==== EXTRACTED ENTRIES ====

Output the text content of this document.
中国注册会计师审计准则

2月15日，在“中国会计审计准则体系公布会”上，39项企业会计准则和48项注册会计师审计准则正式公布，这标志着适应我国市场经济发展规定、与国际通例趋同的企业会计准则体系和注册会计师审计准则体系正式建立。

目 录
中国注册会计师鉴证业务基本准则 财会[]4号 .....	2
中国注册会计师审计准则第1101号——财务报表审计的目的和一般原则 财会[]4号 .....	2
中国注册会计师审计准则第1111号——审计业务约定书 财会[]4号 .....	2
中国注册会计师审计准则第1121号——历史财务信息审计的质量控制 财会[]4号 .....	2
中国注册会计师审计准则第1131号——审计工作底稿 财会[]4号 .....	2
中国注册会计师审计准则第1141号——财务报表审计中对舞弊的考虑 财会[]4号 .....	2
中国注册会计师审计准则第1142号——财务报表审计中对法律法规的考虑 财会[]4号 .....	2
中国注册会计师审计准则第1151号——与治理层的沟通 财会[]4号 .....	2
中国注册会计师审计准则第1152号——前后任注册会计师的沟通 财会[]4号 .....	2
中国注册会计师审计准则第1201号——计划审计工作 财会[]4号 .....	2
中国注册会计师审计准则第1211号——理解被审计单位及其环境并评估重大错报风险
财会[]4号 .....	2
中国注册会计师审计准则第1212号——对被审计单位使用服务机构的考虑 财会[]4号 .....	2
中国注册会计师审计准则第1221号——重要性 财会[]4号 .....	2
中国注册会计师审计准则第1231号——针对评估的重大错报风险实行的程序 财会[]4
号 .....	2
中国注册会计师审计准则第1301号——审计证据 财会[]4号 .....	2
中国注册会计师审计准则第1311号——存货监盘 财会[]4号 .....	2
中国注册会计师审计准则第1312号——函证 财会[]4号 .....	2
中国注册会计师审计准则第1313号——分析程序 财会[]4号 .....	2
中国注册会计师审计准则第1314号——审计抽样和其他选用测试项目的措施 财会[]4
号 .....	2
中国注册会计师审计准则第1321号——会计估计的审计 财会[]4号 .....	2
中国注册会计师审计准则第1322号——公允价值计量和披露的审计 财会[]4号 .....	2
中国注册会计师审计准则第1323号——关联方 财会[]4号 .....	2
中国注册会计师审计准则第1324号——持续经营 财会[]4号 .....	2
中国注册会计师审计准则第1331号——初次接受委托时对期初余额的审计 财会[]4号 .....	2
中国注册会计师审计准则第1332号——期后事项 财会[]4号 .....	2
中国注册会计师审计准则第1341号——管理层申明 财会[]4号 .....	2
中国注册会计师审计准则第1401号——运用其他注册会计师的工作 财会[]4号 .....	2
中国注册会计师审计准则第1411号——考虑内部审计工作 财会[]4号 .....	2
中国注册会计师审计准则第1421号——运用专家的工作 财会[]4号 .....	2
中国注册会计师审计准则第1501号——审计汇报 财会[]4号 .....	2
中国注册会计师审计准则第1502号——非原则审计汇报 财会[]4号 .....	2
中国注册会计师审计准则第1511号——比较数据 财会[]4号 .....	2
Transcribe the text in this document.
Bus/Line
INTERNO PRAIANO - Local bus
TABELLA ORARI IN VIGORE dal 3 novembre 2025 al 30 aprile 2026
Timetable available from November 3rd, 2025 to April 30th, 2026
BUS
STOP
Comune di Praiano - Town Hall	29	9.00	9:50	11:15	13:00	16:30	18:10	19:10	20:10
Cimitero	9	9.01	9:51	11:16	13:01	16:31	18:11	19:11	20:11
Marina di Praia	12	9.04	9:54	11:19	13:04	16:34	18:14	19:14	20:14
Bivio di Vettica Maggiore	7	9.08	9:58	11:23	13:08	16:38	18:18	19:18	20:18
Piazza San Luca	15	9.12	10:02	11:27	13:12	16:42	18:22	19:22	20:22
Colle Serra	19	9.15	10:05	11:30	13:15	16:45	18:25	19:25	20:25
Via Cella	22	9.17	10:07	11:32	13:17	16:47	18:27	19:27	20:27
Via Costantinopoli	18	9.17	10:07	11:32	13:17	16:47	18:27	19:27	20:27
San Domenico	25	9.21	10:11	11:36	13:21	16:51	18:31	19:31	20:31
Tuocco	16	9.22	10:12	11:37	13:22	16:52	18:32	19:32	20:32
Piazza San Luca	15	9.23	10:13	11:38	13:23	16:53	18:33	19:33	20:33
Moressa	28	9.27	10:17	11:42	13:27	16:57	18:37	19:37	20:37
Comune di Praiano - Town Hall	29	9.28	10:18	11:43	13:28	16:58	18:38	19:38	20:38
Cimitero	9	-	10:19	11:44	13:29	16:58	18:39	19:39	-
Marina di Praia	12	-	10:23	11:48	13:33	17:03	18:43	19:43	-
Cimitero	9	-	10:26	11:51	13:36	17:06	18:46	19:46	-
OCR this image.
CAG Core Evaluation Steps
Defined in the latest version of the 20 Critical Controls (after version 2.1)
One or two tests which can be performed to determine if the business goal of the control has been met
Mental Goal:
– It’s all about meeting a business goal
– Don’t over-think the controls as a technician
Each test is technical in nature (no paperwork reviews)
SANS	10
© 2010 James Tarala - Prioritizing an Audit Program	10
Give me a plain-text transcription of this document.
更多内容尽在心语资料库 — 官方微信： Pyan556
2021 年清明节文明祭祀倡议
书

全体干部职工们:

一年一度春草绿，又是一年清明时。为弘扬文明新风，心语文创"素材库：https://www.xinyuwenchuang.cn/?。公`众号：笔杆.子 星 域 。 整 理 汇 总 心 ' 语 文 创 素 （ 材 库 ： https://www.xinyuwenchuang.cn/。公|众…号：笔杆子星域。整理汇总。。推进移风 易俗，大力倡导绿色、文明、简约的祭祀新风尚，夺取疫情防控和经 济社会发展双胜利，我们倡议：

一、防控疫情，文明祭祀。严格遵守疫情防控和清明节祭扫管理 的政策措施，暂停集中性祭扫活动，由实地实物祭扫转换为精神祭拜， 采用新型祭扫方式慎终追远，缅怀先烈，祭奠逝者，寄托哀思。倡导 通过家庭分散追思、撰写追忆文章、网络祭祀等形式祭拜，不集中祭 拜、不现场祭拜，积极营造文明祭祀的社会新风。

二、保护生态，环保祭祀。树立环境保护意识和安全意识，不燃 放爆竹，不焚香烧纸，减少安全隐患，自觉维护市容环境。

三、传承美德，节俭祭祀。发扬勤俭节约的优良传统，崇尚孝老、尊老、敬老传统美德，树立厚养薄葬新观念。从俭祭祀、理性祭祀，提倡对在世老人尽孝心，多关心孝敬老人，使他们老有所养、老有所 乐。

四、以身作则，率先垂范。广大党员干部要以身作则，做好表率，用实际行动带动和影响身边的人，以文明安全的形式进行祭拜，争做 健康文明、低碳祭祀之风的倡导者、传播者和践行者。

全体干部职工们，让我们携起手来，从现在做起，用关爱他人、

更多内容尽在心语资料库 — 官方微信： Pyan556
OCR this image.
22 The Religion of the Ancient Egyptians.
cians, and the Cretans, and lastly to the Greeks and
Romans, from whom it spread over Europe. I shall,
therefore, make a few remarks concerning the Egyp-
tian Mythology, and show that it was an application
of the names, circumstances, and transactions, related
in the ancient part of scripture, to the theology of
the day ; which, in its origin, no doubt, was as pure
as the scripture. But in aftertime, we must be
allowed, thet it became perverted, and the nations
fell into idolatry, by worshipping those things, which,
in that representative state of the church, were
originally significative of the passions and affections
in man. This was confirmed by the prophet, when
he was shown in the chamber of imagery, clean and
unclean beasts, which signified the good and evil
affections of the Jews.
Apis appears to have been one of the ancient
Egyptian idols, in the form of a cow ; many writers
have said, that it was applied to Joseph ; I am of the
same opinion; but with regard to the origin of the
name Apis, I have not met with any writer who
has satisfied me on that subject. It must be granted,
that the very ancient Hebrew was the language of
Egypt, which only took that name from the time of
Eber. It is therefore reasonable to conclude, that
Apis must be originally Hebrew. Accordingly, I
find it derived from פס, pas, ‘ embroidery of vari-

====

# WHAT YOU ARE ASKED TO DO:
In the lines above, find each one with "from" and list it.

# EXERCISE RESPONSE:
Timetable available from November 3rd, 2025 to April 30th, 2026
Romans, from whom it spread over Europe. I shall,
Egypt, which only took that name from the time of
find it derived from פס, pas, ‘ embroidery of vari-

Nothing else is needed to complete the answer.